**THE RECORDS:**
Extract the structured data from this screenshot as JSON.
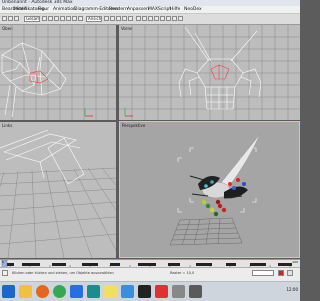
{
  "window": {
    "title": "Unbenannt - Autodesk 3ds Max"
  },
  "menu": [
    "Bearbeiten",
    "Modifikatoren",
    "Figur",
    "Animation",
    "Diagramm-Editoren",
    "Rendern",
    "Anpassen",
    "MAXScript",
    "Hilfe",
    "NeoDex"
  ],
  "toolbar": {
    "selection_filter": "Gesamt",
    "coordinate_system": "Ansicht"
  },
  "viewports": {
    "top_left": "Oben",
    "top_right": "Vorne",
    "bottom_left": "Links",
    "bottom_right": "Perspektive"
  },
  "colors": {
    "active_viewport_border": "#e6d43a",
    "wireframe": "#ffffff",
    "selection": "#ff3a3a",
    "grid": "#777777",
    "taskbar": "#cfd5dd"
  },
  "timeline": {
    "frame_start": "0",
    "frame_end": "100"
  },
  "status": {
    "hint": "Klicken oder klicken und ziehen, um Objekte auszuwählen",
    "coord_label": "Raster = 10,0"
  },
  "taskbar": {
    "apps": [
      "windows-start-icon",
      "file-explorer-icon",
      "firefox-icon",
      "chrome-icon",
      "media-icon",
      "3dsmax-icon",
      "app-icon",
      "app-icon",
      "app-icon",
      "app-icon",
      "app-icon",
      "app-icon"
    ],
    "clock": "12:00"
  }
}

**SHORT PROBLEM:**
Copy each line in full and exactly, omitting any picture.

**WRITTEN SOLUTION:**
Extract the structured data from this screenshot as JSON.
{
  "window": {
    "title": "Unbenannt - Autodesk 3ds Max"
  },
  "menu": [
    "Bearbeiten",
    "Modifikatoren",
    "Figur",
    "Animation",
    "Diagramm-Editoren",
    "Rendern",
    "Anpassen",
    "MAXScript",
    "Hilfe",
    "NeoDex"
  ],
  "toolbar": {
    "selection_filter": "Gesamt",
    "coordinate_system": "Ansicht"
  },
  "viewports": {
    "top_left": "Oben",
    "top_right": "Vorne",
    "bottom_left": "Links",
    "bottom_right": "Perspektive"
  },
  "colors": {
    "active_viewport_border": "#e6d43a",
    "wireframe": "#ffffff",
    "selection": "#ff3a3a",
    "grid": "#777777",
    "taskbar": "#cfd5dd"
  },
  "timeline": {
    "frame_start": "0",
    "frame_end": "100"
  },
  "status": {
    "hint": "Klicken oder klicken und ziehen, um Objekte auszuwählen",
    "coord_label": "Raster = 10,0"
  },
  "taskbar": {
    "apps": [
      "windows-start-icon",
      "file-explorer-icon",
      "firefox-icon",
      "chrome-icon",
      "media-icon",
      "3dsmax-icon",
      "app-icon",
      "app-icon",
      "app-icon",
      "app-icon",
      "app-icon",
      "app-icon"
    ],
    "clock": "12:00"
  }
}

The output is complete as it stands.